# [Supplied information]
========

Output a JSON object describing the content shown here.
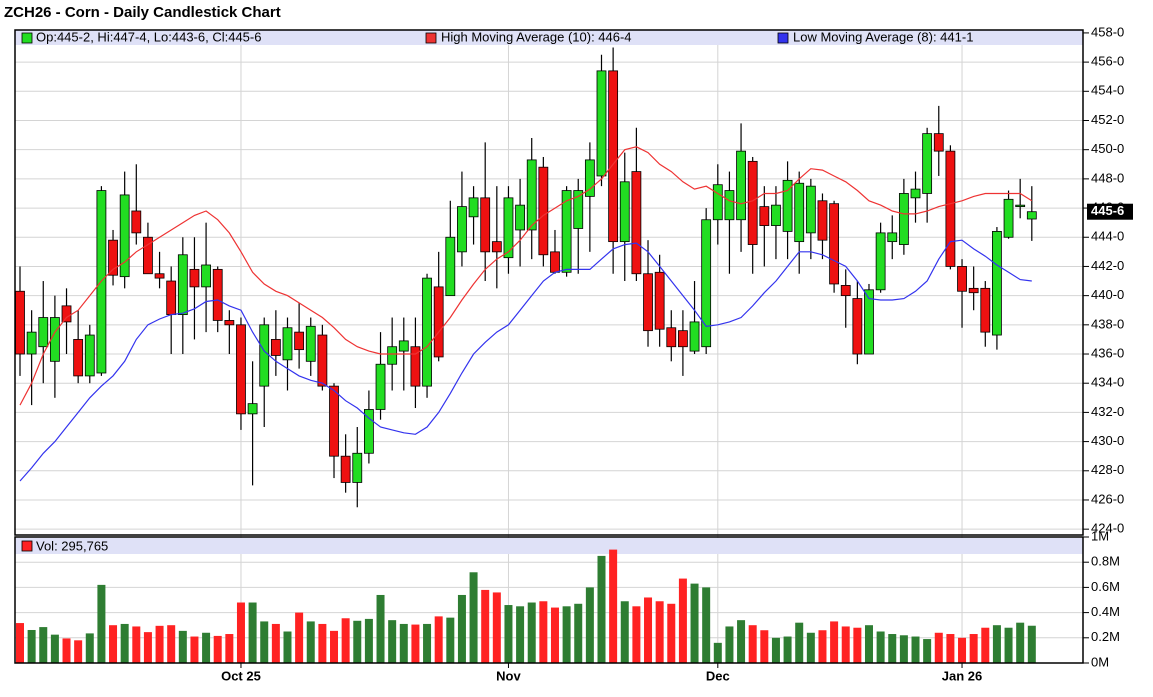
{
  "chart_data": {
    "type": "candlestick",
    "title": "ZCH26 - Corn - Daily Candlestick Chart",
    "legend_label": "Op:445-2, Hi:447-4, Lo:443-6, Cl:445-6",
    "last_price_label": "445-6",
    "up_color": "#22dd22",
    "down_color": "#ee1111",
    "grid": true,
    "categories": [
      null,
      null,
      null,
      null,
      null,
      null,
      null,
      null,
      null,
      null,
      null,
      null,
      null,
      null,
      null,
      null,
      null,
      null,
      null,
      "Oct 25",
      null,
      null,
      null,
      null,
      null,
      null,
      null,
      null,
      null,
      null,
      null,
      null,
      null,
      null,
      null,
      null,
      null,
      null,
      null,
      null,
      null,
      null,
      "Nov",
      null,
      null,
      null,
      null,
      null,
      null,
      null,
      null,
      null,
      null,
      null,
      null,
      null,
      null,
      null,
      null,
      null,
      "Dec",
      null,
      null,
      null,
      null,
      null,
      null,
      null,
      null,
      null,
      null,
      null,
      null,
      null,
      null,
      null,
      null,
      null,
      null,
      null,
      null,
      "Jan 26",
      null,
      null,
      null,
      null,
      null,
      null
    ],
    "open": [
      440.3,
      436,
      436.5,
      435.5,
      439.3,
      437,
      434.5,
      434.7,
      443.8,
      441.3,
      445.8,
      444,
      441.5,
      441,
      438.7,
      441.8,
      440.6,
      441.8,
      438.3,
      438,
      431.9,
      433.8,
      437,
      435.6,
      437.5,
      435.5,
      437.3,
      433.8,
      429,
      427.2,
      429.2,
      432.2,
      435.3,
      436.2,
      436.5,
      433.8,
      440.6,
      440,
      443,
      445.4,
      446.7,
      443.7,
      442.6,
      444.5,
      444.5,
      448.8,
      443,
      441.6,
      444.6,
      446.8,
      448.2,
      455.4,
      443.7,
      448.5,
      441.5,
      441.6,
      437.8,
      437.6,
      436.2,
      436.5,
      445.2,
      445.2,
      445.2,
      449.2,
      446.1,
      444.8,
      444.4,
      443.7,
      444.3,
      446.5,
      446.3,
      440.7,
      439.8,
      436,
      440.4,
      443.7,
      443.5,
      446.7,
      447,
      451.1,
      449.9,
      442,
      440.5,
      440.5,
      437.3,
      444,
      446.1,
      445.25
    ],
    "high": [
      442,
      439,
      441,
      440,
      440.5,
      439,
      438,
      447.5,
      444.5,
      448.5,
      449,
      445,
      443,
      442,
      444,
      444,
      445,
      442,
      439,
      438.5,
      435.5,
      438.5,
      439,
      438.5,
      439.5,
      438.5,
      438,
      434,
      430.5,
      431,
      433.5,
      437.5,
      438.5,
      438.5,
      438.5,
      441.5,
      443,
      446.5,
      448.5,
      447.5,
      450.5,
      447.5,
      447.5,
      448,
      450.8,
      449.5,
      444.5,
      447.5,
      448,
      450.5,
      456.5,
      457,
      449.8,
      451.5,
      443.8,
      442.8,
      439,
      439,
      441,
      446,
      449,
      448.5,
      451.8,
      449.5,
      447.5,
      447.5,
      449.2,
      448.5,
      448,
      447,
      446.5,
      441.8,
      441,
      440.8,
      445,
      445.5,
      448,
      448.5,
      451.5,
      453,
      450.3,
      442.5,
      442,
      441,
      444.7,
      447.2,
      448,
      447.5
    ],
    "low": [
      434.5,
      432.5,
      434,
      433,
      436,
      434,
      434,
      434.5,
      440.7,
      440.5,
      443.5,
      441.5,
      440.5,
      436,
      436,
      437,
      437.5,
      437.5,
      436,
      430.8,
      427,
      431,
      434.5,
      433.5,
      435,
      434.5,
      433.5,
      427.5,
      426.5,
      425.5,
      428.5,
      431.5,
      433.5,
      433.5,
      432.3,
      433,
      435.5,
      440,
      442,
      443.5,
      441,
      440.5,
      441.5,
      442,
      442.5,
      442,
      441.5,
      441.3,
      441.5,
      443,
      447.5,
      441.5,
      441,
      441,
      436.5,
      436.5,
      435.5,
      434.5,
      436,
      436,
      443.5,
      441.5,
      443,
      441.5,
      442,
      442.5,
      442.5,
      441.5,
      442.5,
      442.5,
      440.2,
      437.8,
      435.3,
      436,
      440.2,
      442.5,
      442.8,
      445,
      445,
      448.2,
      441.8,
      437.8,
      439,
      436.5,
      436.3,
      443.9,
      445.3,
      443.75
    ],
    "close": [
      436,
      437.5,
      438.5,
      438.5,
      438.2,
      434.5,
      437.3,
      447.2,
      441.4,
      446.9,
      444.3,
      441.5,
      441.2,
      438.7,
      442.8,
      440.6,
      442.1,
      438.3,
      438,
      431.9,
      432.6,
      438,
      435.9,
      437.8,
      436.3,
      437.9,
      433.8,
      429,
      427.2,
      429.2,
      432.2,
      435.3,
      436.5,
      436.9,
      433.8,
      441.2,
      435.8,
      444,
      446.1,
      446.7,
      443,
      443,
      446.7,
      446.2,
      449.3,
      442.8,
      441.6,
      447.2,
      447.2,
      449.3,
      455.4,
      443.7,
      447.8,
      441.5,
      437.6,
      437.7,
      436.5,
      436.5,
      438.2,
      445.2,
      447.6,
      447.2,
      449.9,
      443.5,
      444.8,
      446.2,
      447.9,
      447.7,
      447.5,
      443.8,
      440.8,
      440,
      436,
      440.4,
      444.3,
      444.3,
      447,
      447.3,
      451.1,
      449.9,
      442,
      440.3,
      440.2,
      437.5,
      444.4,
      446.6,
      446.2,
      445.75
    ],
    "series": [
      {
        "name": "High Moving Average (10): 446-4",
        "color": "#ee3333",
        "values": [
          432.5,
          434,
          436,
          437.5,
          438.5,
          439,
          440,
          441,
          441.8,
          442.3,
          443,
          443.5,
          444,
          444.5,
          445,
          445.5,
          445.8,
          445.2,
          444.3,
          443,
          441.6,
          440.8,
          440.3,
          440,
          439.5,
          439,
          438.5,
          437.8,
          437,
          436.5,
          436.2,
          436,
          436,
          436,
          436,
          436.5,
          437.5,
          438.5,
          439.7,
          440.8,
          441.8,
          442.5,
          443,
          443.8,
          444.8,
          445.5,
          446,
          446.5,
          446.8,
          447.3,
          448,
          449,
          450,
          450.2,
          449.8,
          449,
          448.5,
          447.8,
          447.3,
          447.5,
          447,
          446.5,
          446.3,
          446.5,
          447,
          447,
          447.2,
          448,
          448.7,
          448.6,
          448.2,
          447.8,
          447.2,
          446.5,
          446.2,
          445.8,
          445.6,
          445.6,
          445.8,
          446.1,
          446.3,
          446.5,
          446.8,
          447,
          447,
          447,
          447,
          446.5
        ]
      },
      {
        "name": "Low Moving Average (8): 441-1",
        "color": "#3333ee",
        "values": [
          427.3,
          428.2,
          429.2,
          430,
          431,
          432,
          433,
          433.8,
          434.5,
          435.5,
          437,
          438,
          438.4,
          438.7,
          438.8,
          439.1,
          439.6,
          439.7,
          439.3,
          439,
          437.5,
          436.2,
          435.5,
          435,
          434.5,
          434.2,
          434,
          433.5,
          432.8,
          432.3,
          431.6,
          431,
          430.8,
          430.6,
          430.5,
          431,
          432,
          433.3,
          434.7,
          436,
          436.8,
          437.5,
          438,
          439,
          440,
          441,
          441.6,
          441.8,
          441.8,
          441.8,
          442.5,
          443.2,
          443.5,
          443.6,
          443,
          442,
          441,
          440,
          439,
          437.9,
          438,
          438.2,
          438.5,
          439.3,
          440.2,
          441,
          442,
          443,
          443,
          442.8,
          442.4,
          442,
          441,
          439.8,
          439.7,
          439.7,
          439.8,
          440.3,
          441,
          442.5,
          443.7,
          443.8,
          443.2,
          442.7,
          442.1,
          441.6,
          441.1,
          441
        ]
      }
    ],
    "ylim": [
      423.6,
      458.2
    ],
    "yticks": [
      {
        "value": 424,
        "label": "424-0"
      },
      {
        "value": 426,
        "label": "426-0"
      },
      {
        "value": 428,
        "label": "428-0"
      },
      {
        "value": 430,
        "label": "430-0"
      },
      {
        "value": 432,
        "label": "432-0"
      },
      {
        "value": 434,
        "label": "434-0"
      },
      {
        "value": 436,
        "label": "436-0"
      },
      {
        "value": 438,
        "label": "438-0"
      },
      {
        "value": 440,
        "label": "440-0"
      },
      {
        "value": 442,
        "label": "442-0"
      },
      {
        "value": 444,
        "label": "444-0"
      },
      {
        "value": 446,
        "label": "446-0"
      },
      {
        "value": 448,
        "label": "448-0"
      },
      {
        "value": 450,
        "label": "450-0"
      },
      {
        "value": 452,
        "label": "452-0"
      },
      {
        "value": 454,
        "label": "454-0"
      },
      {
        "value": 456,
        "label": "456-0"
      },
      {
        "value": 458,
        "label": "458-0"
      }
    ],
    "volume": {
      "label": "Vol: 295,765",
      "up_color": "#2e7d32",
      "down_color": "#ff2222",
      "values": [
        317000,
        262000,
        285000,
        225000,
        195000,
        180000,
        235000,
        620000,
        300000,
        310000,
        290000,
        245000,
        295000,
        300000,
        255000,
        210000,
        240000,
        215000,
        230000,
        480000,
        480000,
        330000,
        310000,
        250000,
        400000,
        330000,
        310000,
        255000,
        355000,
        335000,
        350000,
        540000,
        340000,
        310000,
        305000,
        310000,
        370000,
        360000,
        540000,
        720000,
        580000,
        560000,
        460000,
        450000,
        480000,
        490000,
        440000,
        450000,
        470000,
        600000,
        850000,
        900000,
        490000,
        450000,
        520000,
        490000,
        470000,
        670000,
        630000,
        600000,
        160000,
        290000,
        340000,
        300000,
        260000,
        200000,
        210000,
        320000,
        240000,
        260000,
        330000,
        290000,
        280000,
        300000,
        250000,
        230000,
        220000,
        210000,
        190000,
        240000,
        230000,
        200000,
        230000,
        280000,
        300000,
        280000,
        320000,
        295765
      ],
      "ylim": [
        0,
        1000000
      ],
      "yticks": [
        {
          "value": 0,
          "label": "0M"
        },
        {
          "value": 200000,
          "label": "0.2M"
        },
        {
          "value": 400000,
          "label": "0.4M"
        },
        {
          "value": 600000,
          "label": "0.6M"
        },
        {
          "value": 800000,
          "label": "0.8M"
        },
        {
          "value": 1000000,
          "label": "1M"
        }
      ]
    }
  }
}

========

# [Task goal]
State how many lines of the listing hold the string "Average"; reply with the number and nothing else.

# [Response to this exercise]
2